Given task ▸ Pull every line holding the string "production" from the records below.

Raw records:

※

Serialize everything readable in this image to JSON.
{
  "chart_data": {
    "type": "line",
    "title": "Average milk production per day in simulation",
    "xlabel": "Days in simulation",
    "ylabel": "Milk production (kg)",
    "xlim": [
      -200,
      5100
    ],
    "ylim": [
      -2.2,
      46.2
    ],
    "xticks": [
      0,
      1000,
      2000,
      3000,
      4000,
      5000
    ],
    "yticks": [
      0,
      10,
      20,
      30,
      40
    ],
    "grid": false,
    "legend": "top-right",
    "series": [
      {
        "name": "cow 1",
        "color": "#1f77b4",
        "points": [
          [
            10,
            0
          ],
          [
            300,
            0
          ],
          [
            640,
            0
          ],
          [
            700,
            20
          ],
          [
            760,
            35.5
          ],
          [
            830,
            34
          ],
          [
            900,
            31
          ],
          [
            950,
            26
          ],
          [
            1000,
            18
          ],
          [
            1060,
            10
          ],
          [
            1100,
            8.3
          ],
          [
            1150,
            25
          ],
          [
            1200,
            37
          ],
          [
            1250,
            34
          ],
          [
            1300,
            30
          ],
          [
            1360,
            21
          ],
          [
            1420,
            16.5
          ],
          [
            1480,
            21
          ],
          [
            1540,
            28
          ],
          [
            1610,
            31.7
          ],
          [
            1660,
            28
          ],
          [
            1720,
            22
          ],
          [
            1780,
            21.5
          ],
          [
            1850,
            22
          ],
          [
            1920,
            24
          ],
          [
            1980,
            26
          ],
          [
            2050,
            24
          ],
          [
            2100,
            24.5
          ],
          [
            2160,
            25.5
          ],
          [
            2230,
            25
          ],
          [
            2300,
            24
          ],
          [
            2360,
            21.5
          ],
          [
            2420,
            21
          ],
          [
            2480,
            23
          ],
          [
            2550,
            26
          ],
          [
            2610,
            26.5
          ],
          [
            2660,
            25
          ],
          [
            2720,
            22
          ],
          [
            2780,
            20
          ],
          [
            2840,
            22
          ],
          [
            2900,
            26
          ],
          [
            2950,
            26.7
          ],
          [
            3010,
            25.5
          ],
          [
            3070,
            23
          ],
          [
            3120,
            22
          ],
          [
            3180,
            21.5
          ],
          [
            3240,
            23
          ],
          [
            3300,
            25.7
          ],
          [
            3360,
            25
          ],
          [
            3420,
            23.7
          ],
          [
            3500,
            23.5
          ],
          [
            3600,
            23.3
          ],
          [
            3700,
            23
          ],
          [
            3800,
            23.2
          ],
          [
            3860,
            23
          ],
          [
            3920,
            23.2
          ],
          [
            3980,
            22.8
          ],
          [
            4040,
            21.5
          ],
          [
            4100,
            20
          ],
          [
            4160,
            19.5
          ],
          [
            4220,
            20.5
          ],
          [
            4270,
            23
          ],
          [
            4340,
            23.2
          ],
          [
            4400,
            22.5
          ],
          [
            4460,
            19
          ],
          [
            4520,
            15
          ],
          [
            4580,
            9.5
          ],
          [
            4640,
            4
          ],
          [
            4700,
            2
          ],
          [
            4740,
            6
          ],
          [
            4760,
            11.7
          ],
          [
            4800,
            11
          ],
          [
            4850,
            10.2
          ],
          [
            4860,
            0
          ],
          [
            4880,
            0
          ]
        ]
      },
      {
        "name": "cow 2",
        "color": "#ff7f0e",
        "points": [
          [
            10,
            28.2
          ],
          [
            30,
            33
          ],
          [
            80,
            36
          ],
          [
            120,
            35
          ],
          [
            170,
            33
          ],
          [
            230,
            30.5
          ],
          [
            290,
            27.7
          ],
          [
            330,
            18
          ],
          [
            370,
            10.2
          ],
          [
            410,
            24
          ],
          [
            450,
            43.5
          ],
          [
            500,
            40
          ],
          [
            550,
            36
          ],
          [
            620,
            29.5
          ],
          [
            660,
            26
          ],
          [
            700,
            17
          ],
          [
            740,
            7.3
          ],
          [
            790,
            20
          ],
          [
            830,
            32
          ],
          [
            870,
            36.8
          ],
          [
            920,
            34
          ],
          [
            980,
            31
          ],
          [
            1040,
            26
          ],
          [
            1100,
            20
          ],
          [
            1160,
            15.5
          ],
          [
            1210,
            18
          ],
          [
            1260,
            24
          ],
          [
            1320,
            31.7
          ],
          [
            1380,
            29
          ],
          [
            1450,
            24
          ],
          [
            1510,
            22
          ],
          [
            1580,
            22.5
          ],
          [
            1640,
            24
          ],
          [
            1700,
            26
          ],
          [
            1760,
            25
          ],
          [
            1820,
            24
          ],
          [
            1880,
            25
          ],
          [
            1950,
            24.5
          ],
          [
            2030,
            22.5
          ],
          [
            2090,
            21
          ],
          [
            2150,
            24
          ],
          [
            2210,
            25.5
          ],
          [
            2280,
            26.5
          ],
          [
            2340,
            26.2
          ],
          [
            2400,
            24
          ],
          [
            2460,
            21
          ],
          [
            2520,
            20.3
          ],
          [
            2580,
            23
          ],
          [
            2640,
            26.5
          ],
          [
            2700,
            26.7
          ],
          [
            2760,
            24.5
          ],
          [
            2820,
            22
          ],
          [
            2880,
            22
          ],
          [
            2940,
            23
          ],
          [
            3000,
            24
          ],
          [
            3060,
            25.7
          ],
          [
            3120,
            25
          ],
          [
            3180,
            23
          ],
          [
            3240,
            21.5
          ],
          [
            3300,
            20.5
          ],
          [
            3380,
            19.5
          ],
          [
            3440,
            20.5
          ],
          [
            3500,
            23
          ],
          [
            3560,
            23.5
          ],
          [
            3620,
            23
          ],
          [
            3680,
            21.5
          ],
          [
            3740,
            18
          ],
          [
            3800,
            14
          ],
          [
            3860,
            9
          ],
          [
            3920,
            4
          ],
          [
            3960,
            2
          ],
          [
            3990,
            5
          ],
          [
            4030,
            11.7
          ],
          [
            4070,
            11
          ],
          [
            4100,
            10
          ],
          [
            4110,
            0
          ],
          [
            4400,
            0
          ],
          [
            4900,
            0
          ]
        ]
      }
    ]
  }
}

※

Answer in full ▸
    "title": "Average milk production per day in simulation",
    "ylabel": "Milk production (kg)",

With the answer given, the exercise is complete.